**EXERCISE**
How many lines in the records below contain the word "bottom"? Answer with the number alone.

**DATASET RECORDS**
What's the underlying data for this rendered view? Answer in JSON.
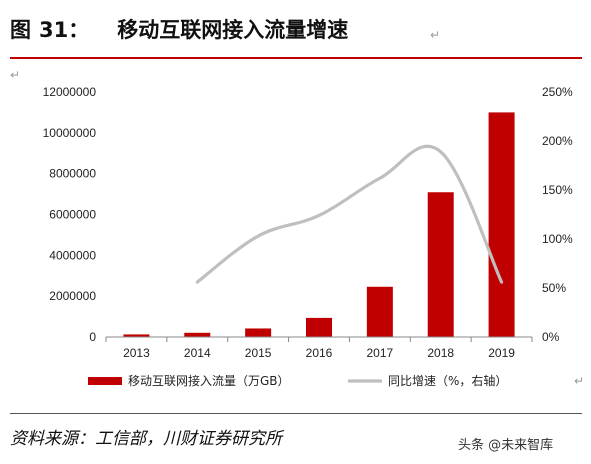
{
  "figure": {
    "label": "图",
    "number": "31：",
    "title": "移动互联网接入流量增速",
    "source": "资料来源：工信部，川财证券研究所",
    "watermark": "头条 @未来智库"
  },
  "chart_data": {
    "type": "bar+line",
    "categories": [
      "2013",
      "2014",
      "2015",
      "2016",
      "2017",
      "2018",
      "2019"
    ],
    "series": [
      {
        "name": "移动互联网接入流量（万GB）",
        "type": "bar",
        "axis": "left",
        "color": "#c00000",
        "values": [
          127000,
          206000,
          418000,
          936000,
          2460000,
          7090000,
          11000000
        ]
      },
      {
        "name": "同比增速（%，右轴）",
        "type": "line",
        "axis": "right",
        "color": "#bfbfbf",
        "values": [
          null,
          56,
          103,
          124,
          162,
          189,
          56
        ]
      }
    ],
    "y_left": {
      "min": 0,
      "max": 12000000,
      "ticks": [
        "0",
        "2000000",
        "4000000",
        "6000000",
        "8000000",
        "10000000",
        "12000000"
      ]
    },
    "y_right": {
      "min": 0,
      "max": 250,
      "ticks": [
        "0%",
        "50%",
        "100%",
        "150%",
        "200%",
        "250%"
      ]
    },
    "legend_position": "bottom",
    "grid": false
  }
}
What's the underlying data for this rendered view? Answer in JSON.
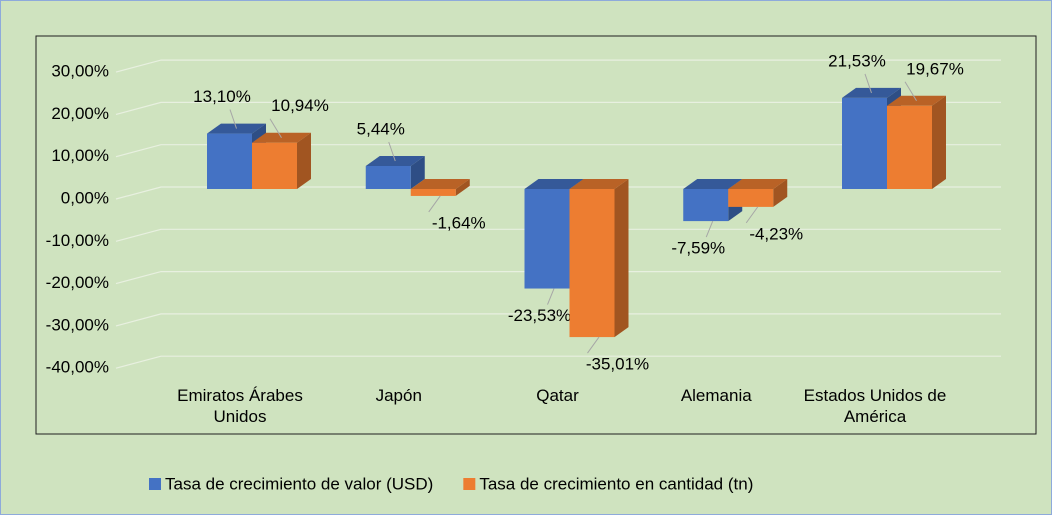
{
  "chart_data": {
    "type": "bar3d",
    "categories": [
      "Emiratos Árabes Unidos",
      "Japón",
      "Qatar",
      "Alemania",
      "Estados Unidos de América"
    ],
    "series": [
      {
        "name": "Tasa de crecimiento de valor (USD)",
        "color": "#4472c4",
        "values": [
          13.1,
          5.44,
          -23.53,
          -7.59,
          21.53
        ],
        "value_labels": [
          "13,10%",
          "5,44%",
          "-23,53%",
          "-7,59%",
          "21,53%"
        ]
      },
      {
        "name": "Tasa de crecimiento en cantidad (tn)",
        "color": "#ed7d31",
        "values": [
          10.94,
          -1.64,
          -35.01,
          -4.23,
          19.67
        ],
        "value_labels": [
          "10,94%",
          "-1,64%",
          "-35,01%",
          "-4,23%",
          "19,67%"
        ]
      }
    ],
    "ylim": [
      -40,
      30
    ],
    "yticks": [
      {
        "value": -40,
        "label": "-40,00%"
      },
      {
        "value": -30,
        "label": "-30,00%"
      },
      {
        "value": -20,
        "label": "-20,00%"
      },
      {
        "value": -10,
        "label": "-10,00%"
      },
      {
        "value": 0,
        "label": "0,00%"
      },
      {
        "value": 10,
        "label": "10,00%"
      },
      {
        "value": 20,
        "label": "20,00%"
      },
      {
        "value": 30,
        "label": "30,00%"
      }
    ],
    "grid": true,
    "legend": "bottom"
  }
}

**OUTPUT**
2